* WHAT NEEDS TO BE DONE
Working from the line that contains "Convert this document image to plain text." to the final line, transcribe each line exactly. No pictures belong in the copy.

* PROVIDED DATA
↓

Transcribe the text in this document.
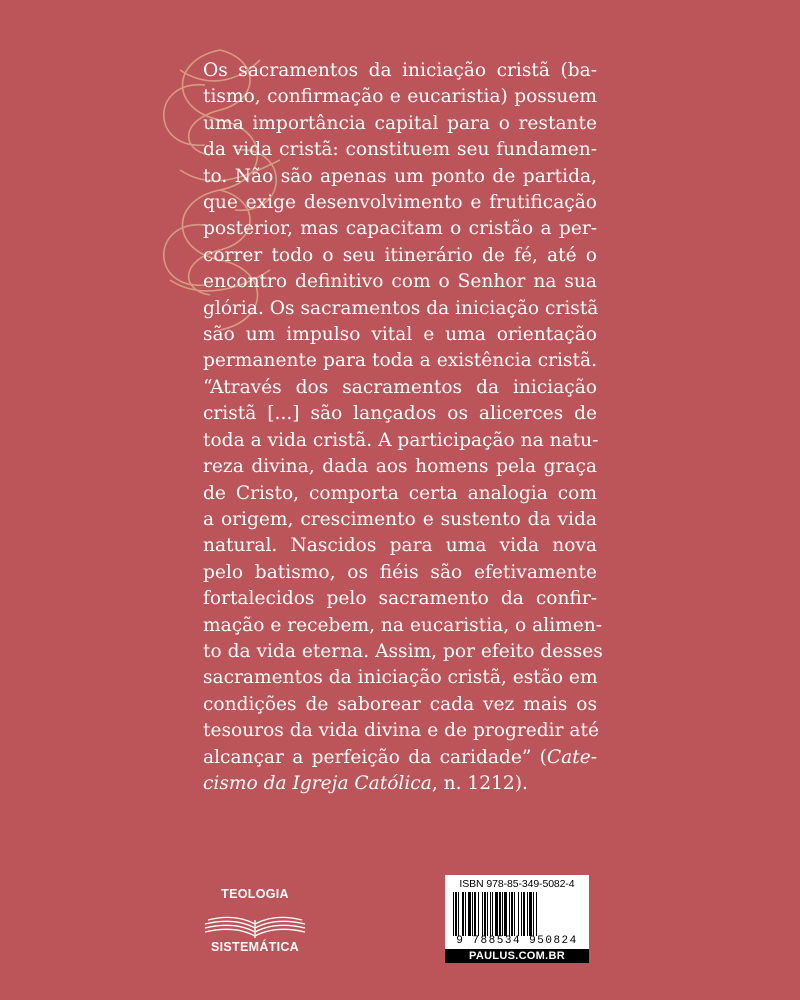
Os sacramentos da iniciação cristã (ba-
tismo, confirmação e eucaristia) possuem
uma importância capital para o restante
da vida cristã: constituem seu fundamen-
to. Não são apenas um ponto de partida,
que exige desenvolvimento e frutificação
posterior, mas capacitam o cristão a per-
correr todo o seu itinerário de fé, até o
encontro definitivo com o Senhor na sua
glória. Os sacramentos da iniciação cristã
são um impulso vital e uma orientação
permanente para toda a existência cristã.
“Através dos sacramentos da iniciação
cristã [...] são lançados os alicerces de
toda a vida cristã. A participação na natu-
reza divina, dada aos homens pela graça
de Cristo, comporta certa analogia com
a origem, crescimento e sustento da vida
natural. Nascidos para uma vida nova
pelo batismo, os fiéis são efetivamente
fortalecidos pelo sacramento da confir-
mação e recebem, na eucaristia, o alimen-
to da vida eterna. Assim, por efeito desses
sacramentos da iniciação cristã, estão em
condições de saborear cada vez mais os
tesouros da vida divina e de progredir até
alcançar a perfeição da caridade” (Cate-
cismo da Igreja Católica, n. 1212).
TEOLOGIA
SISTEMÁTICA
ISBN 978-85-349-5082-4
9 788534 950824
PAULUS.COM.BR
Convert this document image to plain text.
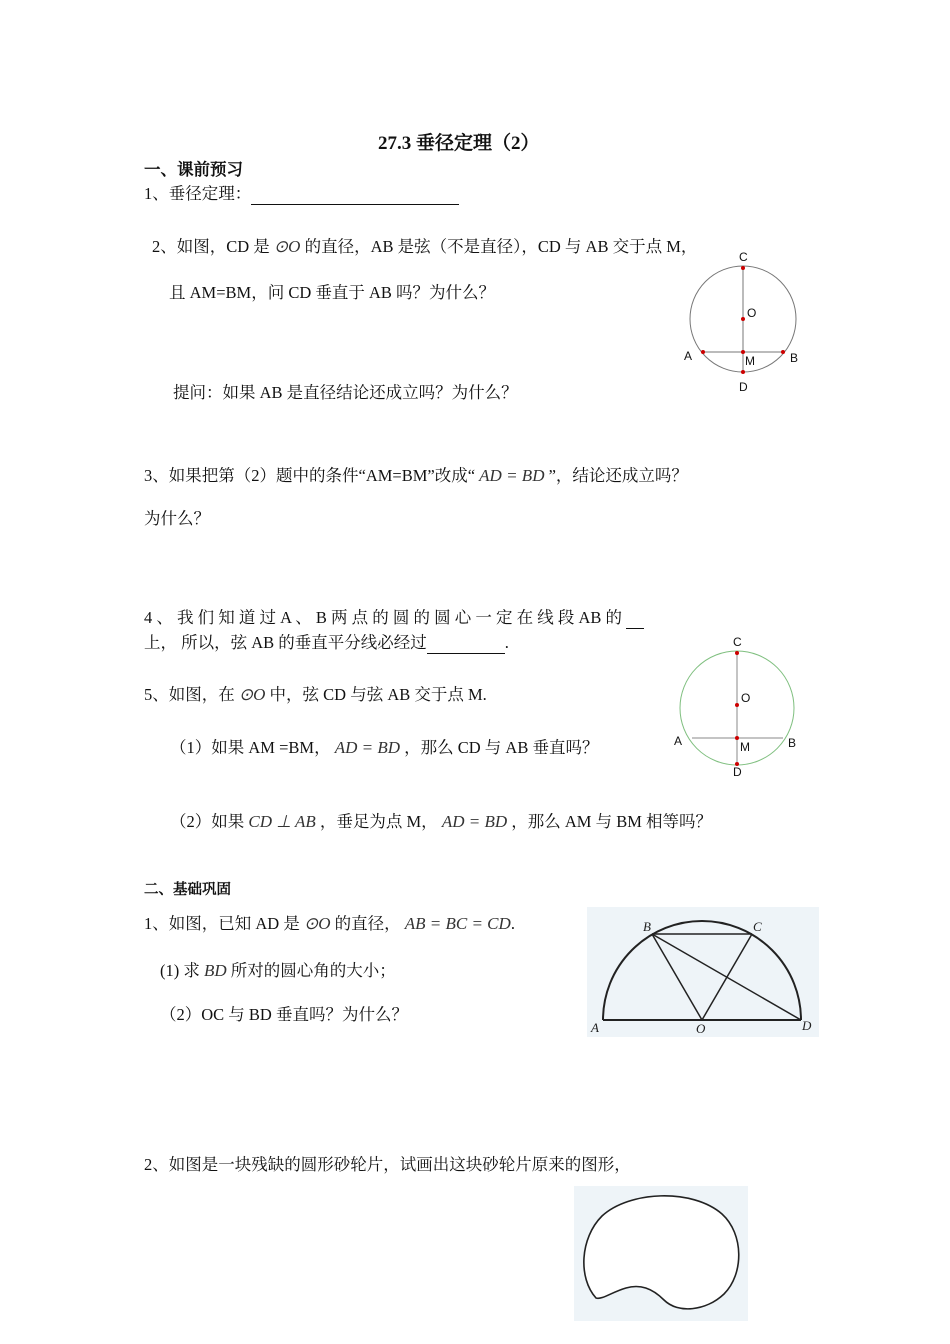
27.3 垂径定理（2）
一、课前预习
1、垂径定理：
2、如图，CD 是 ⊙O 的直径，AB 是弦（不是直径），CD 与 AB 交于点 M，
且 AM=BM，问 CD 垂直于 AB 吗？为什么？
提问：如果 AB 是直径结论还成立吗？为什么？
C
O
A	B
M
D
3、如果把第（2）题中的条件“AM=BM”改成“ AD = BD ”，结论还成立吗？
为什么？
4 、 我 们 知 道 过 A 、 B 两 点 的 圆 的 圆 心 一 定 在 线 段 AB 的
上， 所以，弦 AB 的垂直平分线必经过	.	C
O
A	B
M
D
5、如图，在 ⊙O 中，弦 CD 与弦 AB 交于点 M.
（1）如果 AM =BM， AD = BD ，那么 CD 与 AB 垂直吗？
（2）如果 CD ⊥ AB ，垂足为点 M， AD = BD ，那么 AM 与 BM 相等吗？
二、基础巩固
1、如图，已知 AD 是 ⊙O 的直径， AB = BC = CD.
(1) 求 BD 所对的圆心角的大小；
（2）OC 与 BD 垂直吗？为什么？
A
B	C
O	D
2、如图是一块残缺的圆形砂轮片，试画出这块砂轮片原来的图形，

↑

* COMPLETE ANSWER
Convert this document image to plain text.
27.3 垂径定理（2）
一、课前预习
1、垂径定理：
2、如图，CD 是 ⊙O 的直径，AB 是弦（不是直径），CD 与 AB 交于点 M，
且 AM=BM，问 CD 垂直于 AB 吗？为什么？
提问：如果 AB 是直径结论还成立吗？为什么？
C
O
A	B
M
D
3、如果把第（2）题中的条件“AM=BM”改成“ AD = BD ”，结论还成立吗？
为什么？
4 、 我 们 知 道 过 A 、 B 两 点 的 圆 的 圆 心 一 定 在 线 段 AB 的
上， 所以，弦 AB 的垂直平分线必经过	.	C
O
A	B
M
D
5、如图，在 ⊙O 中，弦 CD 与弦 AB 交于点 M.
（1）如果 AM =BM， AD = BD ，那么 CD 与 AB 垂直吗？
（2）如果 CD ⊥ AB ，垂足为点 M， AD = BD ，那么 AM 与 BM 相等吗？
二、基础巩固
1、如图，已知 AD 是 ⊙O 的直径， AB = BC = CD.
(1) 求 BD 所对的圆心角的大小；
（2）OC 与 BD 垂直吗？为什么？
A
B	C
O	D
2、如图是一块残缺的圆形砂轮片，试画出这块砂轮片原来的图形，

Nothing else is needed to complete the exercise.